→ DIRECTION:
Without the pictures, write out all the lines below exactly as they appear.

→ SUPPLIED ENTRIES:
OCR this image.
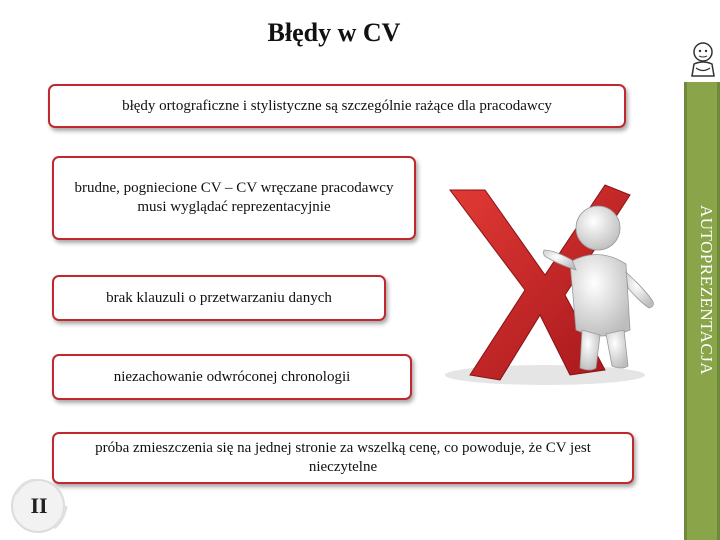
Błędy w CV
AUTOPREZENTACJA
błędy ortograficzne i stylistyczne są szczególnie rażące dla pracodawcy
brudne, pogniecione CV – CV wręczane pracodawcy musi wyglądać reprezentacyjnie
brak klauzuli o przetwarzaniu danych
niezachowanie odwróconej chronologii
próba zmieszczenia się na jednej stronie za wszelką cenę, co powoduje, że CV jest nieczytelne
II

→ WRITTEN REPLY:
OCR this image.
Błędy w CV
AUTOPREZENTACJA
błędy ortograficzne i stylistyczne są szczególnie rażące dla pracodawcy
brudne, pogniecione CV – CV wręczane pracodawcy musi wyglądać reprezentacyjnie
brak klauzuli o przetwarzaniu danych
niezachowanie odwróconej chronologii
próba zmieszczenia się na jednej stronie za wszelką cenę, co powoduje, że CV jest nieczytelne
II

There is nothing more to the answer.